# EXERCISE INSTRUCTIONS
Copy all lines of the listing that include the string "this".

[Collected data]

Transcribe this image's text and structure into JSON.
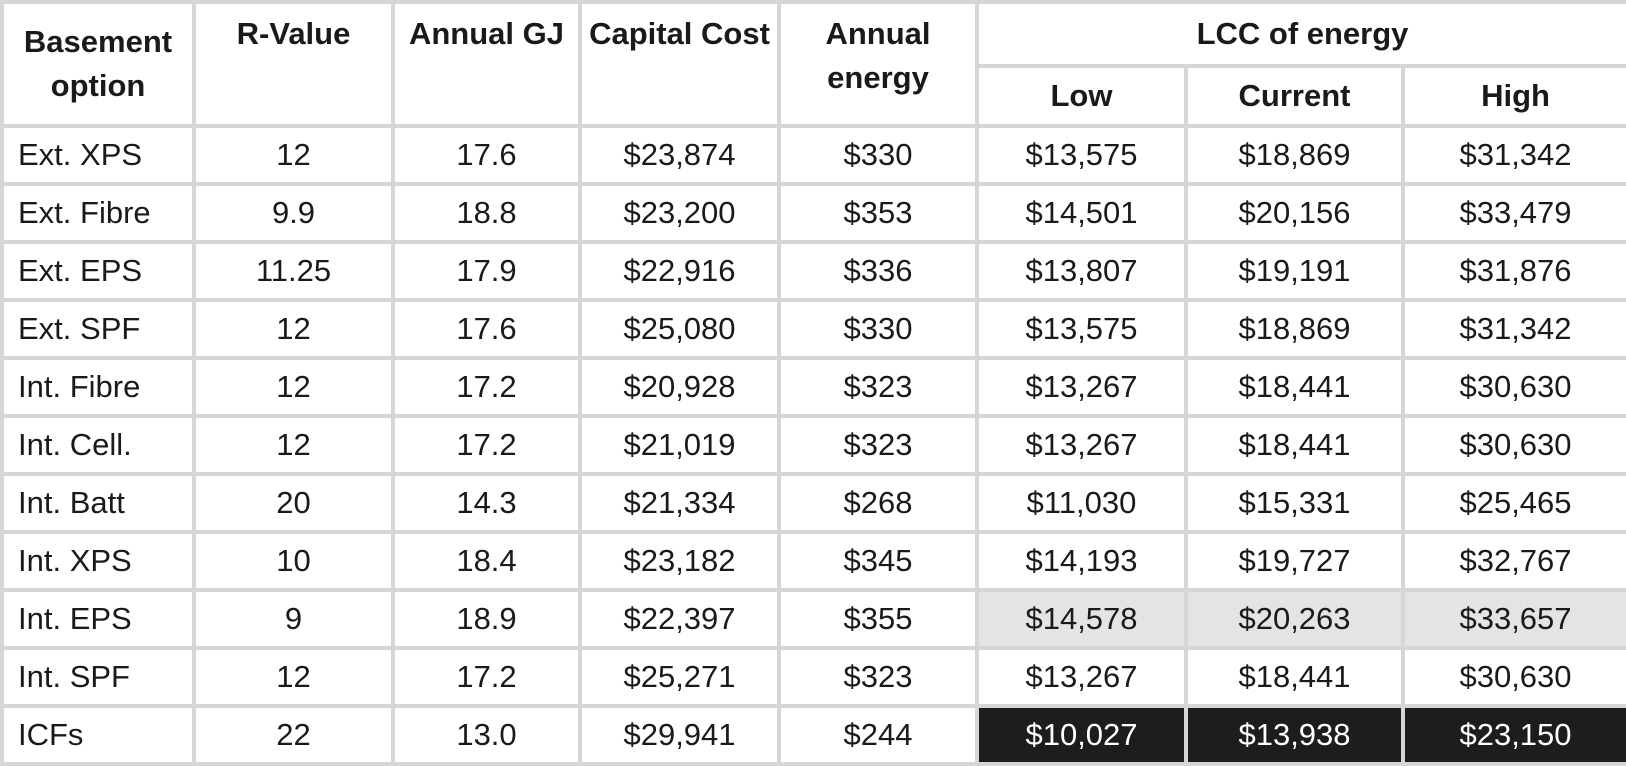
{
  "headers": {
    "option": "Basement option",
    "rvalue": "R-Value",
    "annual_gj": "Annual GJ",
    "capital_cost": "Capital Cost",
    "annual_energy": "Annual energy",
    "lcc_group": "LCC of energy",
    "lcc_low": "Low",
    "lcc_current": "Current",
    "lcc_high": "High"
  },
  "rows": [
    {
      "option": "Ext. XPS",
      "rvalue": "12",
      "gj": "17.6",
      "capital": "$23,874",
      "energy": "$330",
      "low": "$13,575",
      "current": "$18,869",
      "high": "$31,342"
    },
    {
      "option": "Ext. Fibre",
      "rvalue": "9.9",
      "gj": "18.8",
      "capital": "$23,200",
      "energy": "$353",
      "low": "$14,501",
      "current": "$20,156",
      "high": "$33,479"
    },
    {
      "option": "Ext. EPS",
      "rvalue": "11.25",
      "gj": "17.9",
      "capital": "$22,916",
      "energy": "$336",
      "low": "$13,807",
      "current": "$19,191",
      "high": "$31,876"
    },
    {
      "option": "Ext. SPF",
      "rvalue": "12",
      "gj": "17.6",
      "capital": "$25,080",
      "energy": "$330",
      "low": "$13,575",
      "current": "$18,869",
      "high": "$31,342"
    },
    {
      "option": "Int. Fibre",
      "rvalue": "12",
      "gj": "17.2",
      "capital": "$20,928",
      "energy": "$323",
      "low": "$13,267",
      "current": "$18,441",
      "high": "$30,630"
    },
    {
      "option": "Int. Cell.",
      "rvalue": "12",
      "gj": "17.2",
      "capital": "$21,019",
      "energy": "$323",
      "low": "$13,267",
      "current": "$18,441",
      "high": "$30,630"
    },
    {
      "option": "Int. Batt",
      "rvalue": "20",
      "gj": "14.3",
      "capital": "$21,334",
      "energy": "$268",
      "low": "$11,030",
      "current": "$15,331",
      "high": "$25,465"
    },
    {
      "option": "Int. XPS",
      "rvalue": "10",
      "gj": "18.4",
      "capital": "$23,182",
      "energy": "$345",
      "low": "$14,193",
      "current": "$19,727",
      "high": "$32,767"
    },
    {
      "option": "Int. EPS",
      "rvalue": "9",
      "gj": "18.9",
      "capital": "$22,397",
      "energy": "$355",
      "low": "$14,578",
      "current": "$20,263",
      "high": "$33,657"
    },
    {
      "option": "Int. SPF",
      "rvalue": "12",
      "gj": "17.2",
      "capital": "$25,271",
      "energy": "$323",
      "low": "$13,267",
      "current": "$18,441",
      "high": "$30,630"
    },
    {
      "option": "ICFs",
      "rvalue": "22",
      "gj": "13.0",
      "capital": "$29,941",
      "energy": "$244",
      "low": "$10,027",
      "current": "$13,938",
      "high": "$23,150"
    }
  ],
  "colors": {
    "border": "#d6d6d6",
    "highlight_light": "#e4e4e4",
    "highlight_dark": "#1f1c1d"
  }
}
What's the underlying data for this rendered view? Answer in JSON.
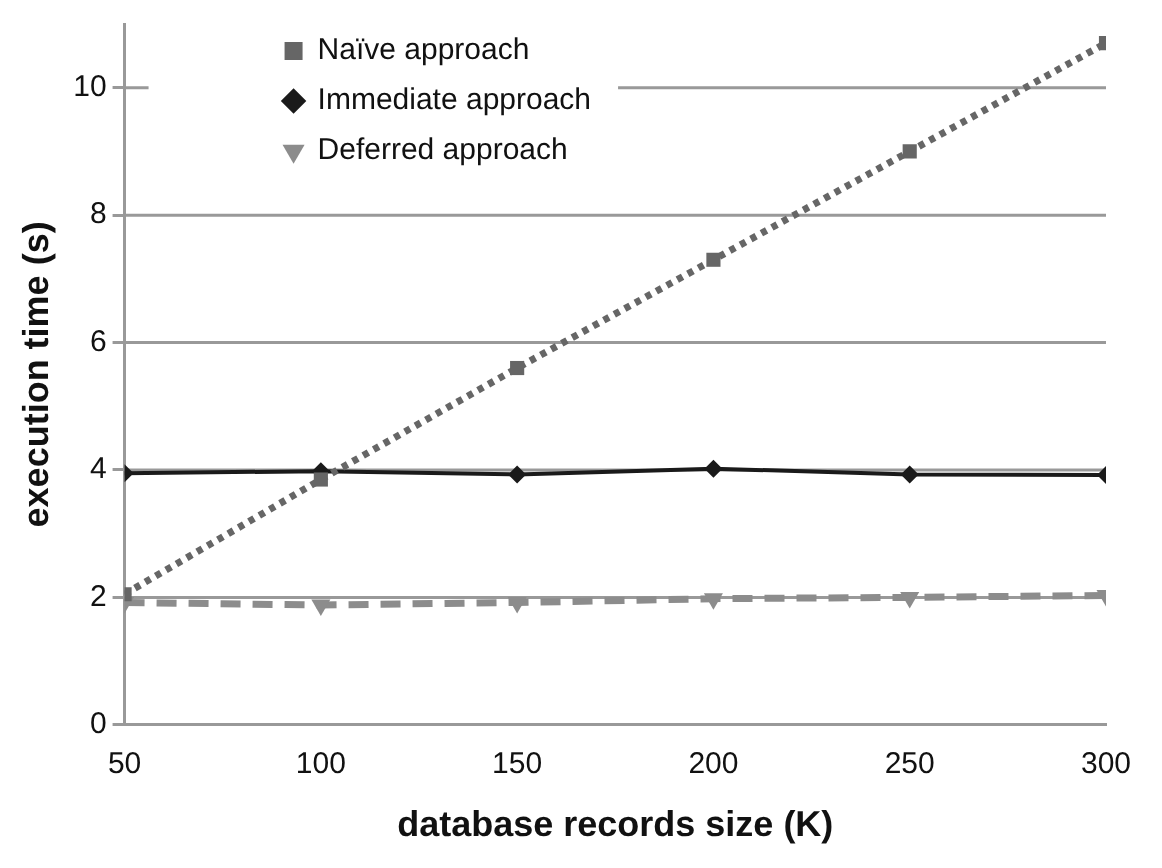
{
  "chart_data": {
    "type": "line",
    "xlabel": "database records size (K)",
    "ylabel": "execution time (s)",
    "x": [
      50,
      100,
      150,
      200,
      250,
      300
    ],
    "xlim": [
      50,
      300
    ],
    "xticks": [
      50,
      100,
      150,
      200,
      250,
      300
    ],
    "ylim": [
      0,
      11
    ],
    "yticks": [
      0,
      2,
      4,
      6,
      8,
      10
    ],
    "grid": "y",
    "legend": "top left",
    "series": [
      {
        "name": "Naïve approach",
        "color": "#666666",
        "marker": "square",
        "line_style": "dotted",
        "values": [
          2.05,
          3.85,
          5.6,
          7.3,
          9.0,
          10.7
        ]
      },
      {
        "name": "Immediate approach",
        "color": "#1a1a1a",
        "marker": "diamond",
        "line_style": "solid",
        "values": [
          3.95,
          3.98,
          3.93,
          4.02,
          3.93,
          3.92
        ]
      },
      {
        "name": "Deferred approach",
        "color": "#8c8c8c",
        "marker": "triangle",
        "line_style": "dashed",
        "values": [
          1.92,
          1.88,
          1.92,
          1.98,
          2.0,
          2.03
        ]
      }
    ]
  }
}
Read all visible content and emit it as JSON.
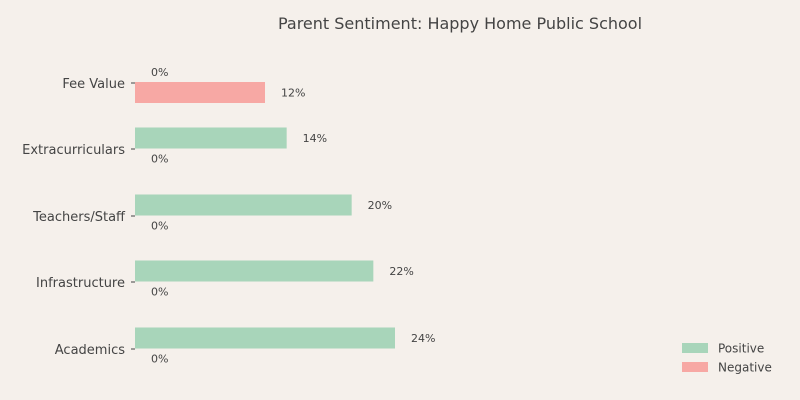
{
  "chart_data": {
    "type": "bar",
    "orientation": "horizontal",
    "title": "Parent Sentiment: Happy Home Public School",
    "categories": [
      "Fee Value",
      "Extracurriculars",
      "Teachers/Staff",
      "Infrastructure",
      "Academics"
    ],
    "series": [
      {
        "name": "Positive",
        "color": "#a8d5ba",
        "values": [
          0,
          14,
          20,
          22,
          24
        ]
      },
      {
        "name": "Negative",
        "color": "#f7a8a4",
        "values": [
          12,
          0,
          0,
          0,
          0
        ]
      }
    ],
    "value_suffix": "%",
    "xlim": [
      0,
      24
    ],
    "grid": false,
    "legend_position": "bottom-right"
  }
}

# TASK ANSWER
Transcribe this image's text and structure into JSON.
What's the underlying data for this rendered view? Answer in JSON.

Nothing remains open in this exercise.